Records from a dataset
━━━━━━━━━━

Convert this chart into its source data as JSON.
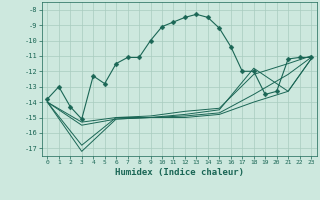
{
  "xlabel": "Humidex (Indice chaleur)",
  "bg_color": "#cde8de",
  "grid_color": "#a8ccbf",
  "line_color": "#1a6655",
  "xlim": [
    -0.5,
    23.5
  ],
  "ylim": [
    -17.5,
    -7.5
  ],
  "yticks": [
    -17,
    -16,
    -15,
    -14,
    -13,
    -12,
    -11,
    -10,
    -9,
    -8
  ],
  "xticks": [
    0,
    1,
    2,
    3,
    4,
    5,
    6,
    7,
    8,
    9,
    10,
    11,
    12,
    13,
    14,
    15,
    16,
    17,
    18,
    19,
    20,
    21,
    22,
    23
  ],
  "lines": [
    {
      "x": [
        0,
        1,
        2,
        3,
        4,
        5,
        6,
        7,
        8,
        9,
        10,
        11,
        12,
        13,
        14,
        15,
        16,
        17,
        18,
        19,
        20,
        21,
        22,
        23
      ],
      "y": [
        -13.8,
        -13.0,
        -14.3,
        -15.1,
        -12.3,
        -12.8,
        -11.5,
        -11.1,
        -11.1,
        -10.0,
        -9.1,
        -8.8,
        -8.5,
        -8.3,
        -8.5,
        -9.2,
        -10.4,
        -12.0,
        -12.0,
        -13.5,
        -13.3,
        -11.2,
        -11.1,
        -11.1
      ],
      "marker": "D",
      "markersize": 2.5
    },
    {
      "x": [
        0,
        3,
        6,
        9,
        12,
        15,
        18,
        21,
        23
      ],
      "y": [
        -14.0,
        -16.8,
        -15.0,
        -15.0,
        -15.0,
        -14.8,
        -14.0,
        -13.3,
        -11.2
      ],
      "marker": null
    },
    {
      "x": [
        0,
        3,
        6,
        9,
        12,
        15,
        18,
        21,
        23
      ],
      "y": [
        -14.0,
        -15.5,
        -15.1,
        -15.0,
        -14.9,
        -14.7,
        -13.5,
        -12.2,
        -11.1
      ],
      "marker": null
    },
    {
      "x": [
        0,
        3,
        6,
        9,
        12,
        15,
        18,
        21,
        23
      ],
      "y": [
        -14.0,
        -15.3,
        -15.0,
        -14.9,
        -14.6,
        -14.4,
        -12.2,
        -11.5,
        -11.0
      ],
      "marker": null
    },
    {
      "x": [
        0,
        3,
        6,
        9,
        12,
        15,
        18,
        21,
        23
      ],
      "y": [
        -14.0,
        -17.2,
        -15.1,
        -15.0,
        -14.8,
        -14.5,
        -11.8,
        -13.3,
        -11.2
      ],
      "marker": null
    }
  ]
}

━━━━━━━━━━

▶ [EXERCISE DIRECTIONS]
Retype every entry verbatim and exclude the pictures from the copy.

▶ [THE RESULT]
Convert this chart into its source data as JSON.
{
  "xlabel": "Humidex (Indice chaleur)",
  "bg_color": "#cde8de",
  "grid_color": "#a8ccbf",
  "line_color": "#1a6655",
  "xlim": [
    -0.5,
    23.5
  ],
  "ylim": [
    -17.5,
    -7.5
  ],
  "yticks": [
    -17,
    -16,
    -15,
    -14,
    -13,
    -12,
    -11,
    -10,
    -9,
    -8
  ],
  "xticks": [
    0,
    1,
    2,
    3,
    4,
    5,
    6,
    7,
    8,
    9,
    10,
    11,
    12,
    13,
    14,
    15,
    16,
    17,
    18,
    19,
    20,
    21,
    22,
    23
  ],
  "lines": [
    {
      "x": [
        0,
        1,
        2,
        3,
        4,
        5,
        6,
        7,
        8,
        9,
        10,
        11,
        12,
        13,
        14,
        15,
        16,
        17,
        18,
        19,
        20,
        21,
        22,
        23
      ],
      "y": [
        -13.8,
        -13.0,
        -14.3,
        -15.1,
        -12.3,
        -12.8,
        -11.5,
        -11.1,
        -11.1,
        -10.0,
        -9.1,
        -8.8,
        -8.5,
        -8.3,
        -8.5,
        -9.2,
        -10.4,
        -12.0,
        -12.0,
        -13.5,
        -13.3,
        -11.2,
        -11.1,
        -11.1
      ],
      "marker": "D",
      "markersize": 2.5
    },
    {
      "x": [
        0,
        3,
        6,
        9,
        12,
        15,
        18,
        21,
        23
      ],
      "y": [
        -14.0,
        -16.8,
        -15.0,
        -15.0,
        -15.0,
        -14.8,
        -14.0,
        -13.3,
        -11.2
      ],
      "marker": null
    },
    {
      "x": [
        0,
        3,
        6,
        9,
        12,
        15,
        18,
        21,
        23
      ],
      "y": [
        -14.0,
        -15.5,
        -15.1,
        -15.0,
        -14.9,
        -14.7,
        -13.5,
        -12.2,
        -11.1
      ],
      "marker": null
    },
    {
      "x": [
        0,
        3,
        6,
        9,
        12,
        15,
        18,
        21,
        23
      ],
      "y": [
        -14.0,
        -15.3,
        -15.0,
        -14.9,
        -14.6,
        -14.4,
        -12.2,
        -11.5,
        -11.0
      ],
      "marker": null
    },
    {
      "x": [
        0,
        3,
        6,
        9,
        12,
        15,
        18,
        21,
        23
      ],
      "y": [
        -14.0,
        -17.2,
        -15.1,
        -15.0,
        -14.8,
        -14.5,
        -11.8,
        -13.3,
        -11.2
      ],
      "marker": null
    }
  ]
}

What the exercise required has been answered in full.